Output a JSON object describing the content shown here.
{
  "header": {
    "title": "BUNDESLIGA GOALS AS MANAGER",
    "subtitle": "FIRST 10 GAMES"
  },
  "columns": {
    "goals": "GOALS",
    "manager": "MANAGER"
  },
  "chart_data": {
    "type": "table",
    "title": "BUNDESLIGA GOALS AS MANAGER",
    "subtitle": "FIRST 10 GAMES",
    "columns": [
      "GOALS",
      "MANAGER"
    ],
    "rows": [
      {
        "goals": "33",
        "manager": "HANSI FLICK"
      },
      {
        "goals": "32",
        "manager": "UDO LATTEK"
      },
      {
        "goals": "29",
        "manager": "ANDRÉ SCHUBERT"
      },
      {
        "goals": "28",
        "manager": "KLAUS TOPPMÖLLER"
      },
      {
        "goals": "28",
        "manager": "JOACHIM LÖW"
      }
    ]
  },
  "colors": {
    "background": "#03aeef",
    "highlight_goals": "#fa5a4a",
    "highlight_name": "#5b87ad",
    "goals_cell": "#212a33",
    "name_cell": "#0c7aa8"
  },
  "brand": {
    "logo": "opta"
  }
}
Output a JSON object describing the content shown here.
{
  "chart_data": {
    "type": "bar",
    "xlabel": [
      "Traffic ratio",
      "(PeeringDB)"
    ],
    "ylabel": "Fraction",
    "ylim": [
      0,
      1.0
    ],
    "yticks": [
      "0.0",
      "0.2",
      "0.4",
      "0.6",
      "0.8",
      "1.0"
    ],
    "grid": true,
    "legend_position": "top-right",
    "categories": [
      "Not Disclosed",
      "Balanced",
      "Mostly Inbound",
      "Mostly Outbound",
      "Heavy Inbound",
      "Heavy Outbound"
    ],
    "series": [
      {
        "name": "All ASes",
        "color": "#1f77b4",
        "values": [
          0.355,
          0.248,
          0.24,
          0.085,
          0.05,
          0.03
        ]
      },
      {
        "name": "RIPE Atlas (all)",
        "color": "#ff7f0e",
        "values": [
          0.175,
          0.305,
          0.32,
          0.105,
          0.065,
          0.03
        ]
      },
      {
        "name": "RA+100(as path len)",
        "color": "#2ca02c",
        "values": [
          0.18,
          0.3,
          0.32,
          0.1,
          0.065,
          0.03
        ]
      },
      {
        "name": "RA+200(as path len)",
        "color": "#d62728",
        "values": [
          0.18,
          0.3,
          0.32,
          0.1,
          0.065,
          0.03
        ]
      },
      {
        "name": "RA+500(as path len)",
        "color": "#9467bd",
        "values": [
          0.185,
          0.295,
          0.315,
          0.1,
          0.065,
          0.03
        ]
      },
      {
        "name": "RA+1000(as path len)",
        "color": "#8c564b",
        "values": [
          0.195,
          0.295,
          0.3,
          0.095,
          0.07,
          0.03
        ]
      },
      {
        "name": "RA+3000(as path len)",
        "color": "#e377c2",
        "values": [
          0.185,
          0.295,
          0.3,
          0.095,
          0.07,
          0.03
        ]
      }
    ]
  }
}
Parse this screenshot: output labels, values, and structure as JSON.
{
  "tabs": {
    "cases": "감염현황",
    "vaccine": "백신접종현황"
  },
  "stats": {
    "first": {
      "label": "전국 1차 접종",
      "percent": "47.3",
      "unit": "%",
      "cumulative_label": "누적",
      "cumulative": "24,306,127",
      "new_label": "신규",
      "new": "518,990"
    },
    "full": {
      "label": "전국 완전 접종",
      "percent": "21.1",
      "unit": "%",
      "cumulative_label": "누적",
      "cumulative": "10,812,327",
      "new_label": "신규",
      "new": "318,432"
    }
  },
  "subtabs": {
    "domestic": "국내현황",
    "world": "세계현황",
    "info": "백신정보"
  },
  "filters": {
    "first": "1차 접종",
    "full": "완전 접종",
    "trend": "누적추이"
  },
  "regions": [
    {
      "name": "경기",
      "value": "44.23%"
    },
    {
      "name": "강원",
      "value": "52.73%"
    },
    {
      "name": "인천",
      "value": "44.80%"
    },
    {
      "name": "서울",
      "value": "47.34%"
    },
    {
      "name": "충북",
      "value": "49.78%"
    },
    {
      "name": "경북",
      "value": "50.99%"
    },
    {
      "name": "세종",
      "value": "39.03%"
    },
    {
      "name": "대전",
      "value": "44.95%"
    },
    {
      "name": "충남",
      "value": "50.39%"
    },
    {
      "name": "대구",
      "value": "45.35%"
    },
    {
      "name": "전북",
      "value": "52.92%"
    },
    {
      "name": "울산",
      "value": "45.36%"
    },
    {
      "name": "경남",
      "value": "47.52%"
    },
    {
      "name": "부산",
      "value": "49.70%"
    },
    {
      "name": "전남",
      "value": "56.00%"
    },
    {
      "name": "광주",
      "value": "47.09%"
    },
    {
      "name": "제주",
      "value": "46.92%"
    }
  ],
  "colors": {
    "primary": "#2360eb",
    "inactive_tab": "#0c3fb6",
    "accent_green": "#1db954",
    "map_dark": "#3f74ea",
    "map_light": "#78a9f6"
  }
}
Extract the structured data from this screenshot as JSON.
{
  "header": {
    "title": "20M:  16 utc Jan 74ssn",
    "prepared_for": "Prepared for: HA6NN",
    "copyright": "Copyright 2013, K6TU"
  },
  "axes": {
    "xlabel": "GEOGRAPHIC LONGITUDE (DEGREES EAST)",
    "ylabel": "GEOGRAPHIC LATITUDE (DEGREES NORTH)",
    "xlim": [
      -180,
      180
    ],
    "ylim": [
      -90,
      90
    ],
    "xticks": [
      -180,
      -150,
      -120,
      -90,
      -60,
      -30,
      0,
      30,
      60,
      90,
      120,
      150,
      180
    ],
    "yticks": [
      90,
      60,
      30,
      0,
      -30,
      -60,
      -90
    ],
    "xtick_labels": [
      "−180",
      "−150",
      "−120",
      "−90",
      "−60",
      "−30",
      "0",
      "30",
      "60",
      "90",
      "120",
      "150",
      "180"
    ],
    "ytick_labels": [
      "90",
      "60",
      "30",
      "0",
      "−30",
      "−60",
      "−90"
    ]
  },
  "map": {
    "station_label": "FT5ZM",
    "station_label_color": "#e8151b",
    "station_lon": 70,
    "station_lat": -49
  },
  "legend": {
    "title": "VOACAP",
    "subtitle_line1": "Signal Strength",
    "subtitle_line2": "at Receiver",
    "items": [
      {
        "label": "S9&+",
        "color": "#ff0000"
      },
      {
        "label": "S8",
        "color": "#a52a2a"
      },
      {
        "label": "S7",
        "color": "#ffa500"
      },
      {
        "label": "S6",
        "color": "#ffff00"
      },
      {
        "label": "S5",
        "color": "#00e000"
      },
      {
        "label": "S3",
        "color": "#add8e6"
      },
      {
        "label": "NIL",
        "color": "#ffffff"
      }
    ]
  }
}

________________________________________

*Set exercise*. Return all of the above records exactly, leaving no line out.

*Solution*.
Output a JSON object describing the content shown here.
{
  "header": {
    "title": "BUNDESLIGA GOALS AS MANAGER",
    "subtitle": "FIRST 10 GAMES"
  },
  "columns": {
    "goals": "GOALS",
    "manager": "MANAGER"
  },
  "chart_data": {
    "type": "table",
    "title": "BUNDESLIGA GOALS AS MANAGER",
    "subtitle": "FIRST 10 GAMES",
    "columns": [
      "GOALS",
      "MANAGER"
    ],
    "rows": [
      {
        "goals": "33",
        "manager": "HANSI FLICK"
      },
      {
        "goals": "32",
        "manager": "UDO LATTEK"
      },
      {
        "goals": "29",
        "manager": "ANDRÉ SCHUBERT"
      },
      {
        "goals": "28",
        "manager": "KLAUS TOPPMÖLLER"
      },
      {
        "goals": "28",
        "manager": "JOACHIM LÖW"
      }
    ]
  },
  "colors": {
    "background": "#03aeef",
    "highlight_goals": "#fa5a4a",
    "highlight_name": "#5b87ad",
    "goals_cell": "#212a33",
    "name_cell": "#0c7aa8"
  },
  "brand": {
    "logo": "opta"
  }
}
Output a JSON object describing the content shown here.
{
  "chart_data": {
    "type": "bar",
    "xlabel": [
      "Traffic ratio",
      "(PeeringDB)"
    ],
    "ylabel": "Fraction",
    "ylim": [
      0,
      1.0
    ],
    "yticks": [
      "0.0",
      "0.2",
      "0.4",
      "0.6",
      "0.8",
      "1.0"
    ],
    "grid": true,
    "legend_position": "top-right",
    "categories": [
      "Not Disclosed",
      "Balanced",
      "Mostly Inbound",
      "Mostly Outbound",
      "Heavy Inbound",
      "Heavy Outbound"
    ],
    "series": [
      {
        "name": "All ASes",
        "color": "#1f77b4",
        "values": [
          0.355,
          0.248,
          0.24,
          0.085,
          0.05,
          0.03
        ]
      },
      {
        "name": "RIPE Atlas (all)",
        "color": "#ff7f0e",
        "values": [
          0.175,
          0.305,
          0.32,
          0.105,
          0.065,
          0.03
        ]
      },
      {
        "name": "RA+100(as path len)",
        "color": "#2ca02c",
        "values": [
          0.18,
          0.3,
          0.32,
          0.1,
          0.065,
          0.03
        ]
      },
      {
        "name": "RA+200(as path len)",
        "color": "#d62728",
        "values": [
          0.18,
          0.3,
          0.32,
          0.1,
          0.065,
          0.03
        ]
      },
      {
        "name": "RA+500(as path len)",
        "color": "#9467bd",
        "values": [
          0.185,
          0.295,
          0.315,
          0.1,
          0.065,
          0.03
        ]
      },
      {
        "name": "RA+1000(as path len)",
        "color": "#8c564b",
        "values": [
          0.195,
          0.295,
          0.3,
          0.095,
          0.07,
          0.03
        ]
      },
      {
        "name": "RA+3000(as path len)",
        "color": "#e377c2",
        "values": [
          0.185,
          0.295,
          0.3,
          0.095,
          0.07,
          0.03
        ]
      }
    ]
  }
}
Parse this screenshot: output labels, values, and structure as JSON.
{
  "tabs": {
    "cases": "감염현황",
    "vaccine": "백신접종현황"
  },
  "stats": {
    "first": {
      "label": "전국 1차 접종",
      "percent": "47.3",
      "unit": "%",
      "cumulative_label": "누적",
      "cumulative": "24,306,127",
      "new_label": "신규",
      "new": "518,990"
    },
    "full": {
      "label": "전국 완전 접종",
      "percent": "21.1",
      "unit": "%",
      "cumulative_label": "누적",
      "cumulative": "10,812,327",
      "new_label": "신규",
      "new": "318,432"
    }
  },
  "subtabs": {
    "domestic": "국내현황",
    "world": "세계현황",
    "info": "백신정보"
  },
  "filters": {
    "first": "1차 접종",
    "full": "완전 접종",
    "trend": "누적추이"
  },
  "regions": [
    {
      "name": "경기",
      "value": "44.23%"
    },
    {
      "name": "강원",
      "value": "52.73%"
    },
    {
      "name": "인천",
      "value": "44.80%"
    },
    {
      "name": "서울",
      "value": "47.34%"
    },
    {
      "name": "충북",
      "value": "49.78%"
    },
    {
      "name": "경북",
      "value": "50.99%"
    },
    {
      "name": "세종",
      "value": "39.03%"
    },
    {
      "name": "대전",
      "value": "44.95%"
    },
    {
      "name": "충남",
      "value": "50.39%"
    },
    {
      "name": "대구",
      "value": "45.35%"
    },
    {
      "name": "전북",
      "value": "52.92%"
    },
    {
      "name": "울산",
      "value": "45.36%"
    },
    {
      "name": "경남",
      "value": "47.52%"
    },
    {
      "name": "부산",
      "value": "49.70%"
    },
    {
      "name": "전남",
      "value": "56.00%"
    },
    {
      "name": "광주",
      "value": "47.09%"
    },
    {
      "name": "제주",
      "value": "46.92%"
    }
  ],
  "colors": {
    "primary": "#2360eb",
    "inactive_tab": "#0c3fb6",
    "accent_green": "#1db954",
    "map_dark": "#3f74ea",
    "map_light": "#78a9f6"
  }
}
Extract the structured data from this screenshot as JSON.
{
  "header": {
    "title": "20M:  16 utc Jan 74ssn",
    "prepared_for": "Prepared for: HA6NN",
    "copyright": "Copyright 2013, K6TU"
  },
  "axes": {
    "xlabel": "GEOGRAPHIC LONGITUDE (DEGREES EAST)",
    "ylabel": "GEOGRAPHIC LATITUDE (DEGREES NORTH)",
    "xlim": [
      -180,
      180
    ],
    "ylim": [
      -90,
      90
    ],
    "xticks": [
      -180,
      -150,
      -120,
      -90,
      -60,
      -30,
      0,
      30,
      60,
      90,
      120,
      150,
      180
    ],
    "yticks": [
      90,
      60,
      30,
      0,
      -30,
      -60,
      -90
    ],
    "xtick_labels": [
      "−180",
      "−150",
      "−120",
      "−90",
      "−60",
      "−30",
      "0",
      "30",
      "60",
      "90",
      "120",
      "150",
      "180"
    ],
    "ytick_labels": [
      "90",
      "60",
      "30",
      "0",
      "−30",
      "−60",
      "−90"
    ]
  },
  "map": {
    "station_label": "FT5ZM",
    "station_label_color": "#e8151b",
    "station_lon": 70,
    "station_lat": -49
  },
  "legend": {
    "title": "VOACAP",
    "subtitle_line1": "Signal Strength",
    "subtitle_line2": "at Receiver",
    "items": [
      {
        "label": "S9&+",
        "color": "#ff0000"
      },
      {
        "label": "S8",
        "color": "#a52a2a"
      },
      {
        "label": "S7",
        "color": "#ffa500"
      },
      {
        "label": "S6",
        "color": "#ffff00"
      },
      {
        "label": "S5",
        "color": "#00e000"
      },
      {
        "label": "S3",
        "color": "#add8e6"
      },
      {
        "label": "NIL",
        "color": "#ffffff"
      }
    ]
  }
}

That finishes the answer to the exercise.